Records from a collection

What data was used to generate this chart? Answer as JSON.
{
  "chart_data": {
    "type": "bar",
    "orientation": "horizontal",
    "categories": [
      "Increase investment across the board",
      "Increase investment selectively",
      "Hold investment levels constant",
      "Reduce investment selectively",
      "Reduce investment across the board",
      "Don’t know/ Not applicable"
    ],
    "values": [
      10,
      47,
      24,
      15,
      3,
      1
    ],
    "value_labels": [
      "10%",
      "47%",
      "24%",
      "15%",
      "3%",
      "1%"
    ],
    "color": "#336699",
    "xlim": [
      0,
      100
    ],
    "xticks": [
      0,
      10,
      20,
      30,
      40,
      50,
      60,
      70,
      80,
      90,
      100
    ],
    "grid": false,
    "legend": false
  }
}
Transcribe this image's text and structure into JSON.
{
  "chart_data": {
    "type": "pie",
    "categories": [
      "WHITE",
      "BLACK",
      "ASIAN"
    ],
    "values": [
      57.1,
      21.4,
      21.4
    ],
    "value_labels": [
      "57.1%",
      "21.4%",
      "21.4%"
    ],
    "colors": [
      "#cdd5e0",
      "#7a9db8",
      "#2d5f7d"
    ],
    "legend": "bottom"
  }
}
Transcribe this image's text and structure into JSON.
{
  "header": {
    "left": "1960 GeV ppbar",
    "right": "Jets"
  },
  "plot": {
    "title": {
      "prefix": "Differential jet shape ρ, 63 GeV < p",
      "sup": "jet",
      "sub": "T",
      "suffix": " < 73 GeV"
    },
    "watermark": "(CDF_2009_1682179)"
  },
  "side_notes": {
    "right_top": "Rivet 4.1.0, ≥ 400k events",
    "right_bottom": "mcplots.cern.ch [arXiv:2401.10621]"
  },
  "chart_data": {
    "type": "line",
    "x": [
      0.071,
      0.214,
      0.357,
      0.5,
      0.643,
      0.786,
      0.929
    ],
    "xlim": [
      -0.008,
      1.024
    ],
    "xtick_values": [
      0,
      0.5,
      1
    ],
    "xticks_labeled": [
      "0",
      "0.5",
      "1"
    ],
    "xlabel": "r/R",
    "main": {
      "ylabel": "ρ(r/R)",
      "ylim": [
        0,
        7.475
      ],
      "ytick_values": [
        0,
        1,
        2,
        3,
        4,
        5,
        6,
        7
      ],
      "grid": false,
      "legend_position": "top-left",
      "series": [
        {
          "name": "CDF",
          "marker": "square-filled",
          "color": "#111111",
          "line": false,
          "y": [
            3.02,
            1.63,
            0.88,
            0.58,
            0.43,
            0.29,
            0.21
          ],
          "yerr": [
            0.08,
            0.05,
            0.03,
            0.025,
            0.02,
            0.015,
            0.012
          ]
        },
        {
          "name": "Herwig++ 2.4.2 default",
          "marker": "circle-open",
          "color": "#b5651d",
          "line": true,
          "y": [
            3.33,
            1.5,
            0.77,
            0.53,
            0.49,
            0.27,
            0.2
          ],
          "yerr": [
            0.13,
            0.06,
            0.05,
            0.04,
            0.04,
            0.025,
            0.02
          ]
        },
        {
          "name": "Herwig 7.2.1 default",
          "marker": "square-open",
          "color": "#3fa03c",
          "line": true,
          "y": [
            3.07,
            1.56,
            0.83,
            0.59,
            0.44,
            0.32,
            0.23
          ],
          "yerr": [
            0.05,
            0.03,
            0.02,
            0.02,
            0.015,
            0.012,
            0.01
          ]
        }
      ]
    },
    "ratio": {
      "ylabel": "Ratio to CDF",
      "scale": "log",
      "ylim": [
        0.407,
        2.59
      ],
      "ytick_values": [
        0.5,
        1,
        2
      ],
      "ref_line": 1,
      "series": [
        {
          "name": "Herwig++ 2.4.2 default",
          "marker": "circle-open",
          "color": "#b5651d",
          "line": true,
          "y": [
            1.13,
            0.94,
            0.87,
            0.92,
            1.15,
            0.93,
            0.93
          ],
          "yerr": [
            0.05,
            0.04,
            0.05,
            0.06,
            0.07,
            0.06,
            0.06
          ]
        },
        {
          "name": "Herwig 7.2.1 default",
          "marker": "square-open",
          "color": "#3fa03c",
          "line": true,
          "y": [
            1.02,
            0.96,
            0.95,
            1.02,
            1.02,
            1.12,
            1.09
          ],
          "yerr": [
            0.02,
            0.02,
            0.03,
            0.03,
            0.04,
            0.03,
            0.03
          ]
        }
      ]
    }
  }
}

*Aim*. From the listing above, pick out each line where the word "Reduce" appears.

*Written response*.
      "Reduce investment selectively",
      "Reduce investment across the board",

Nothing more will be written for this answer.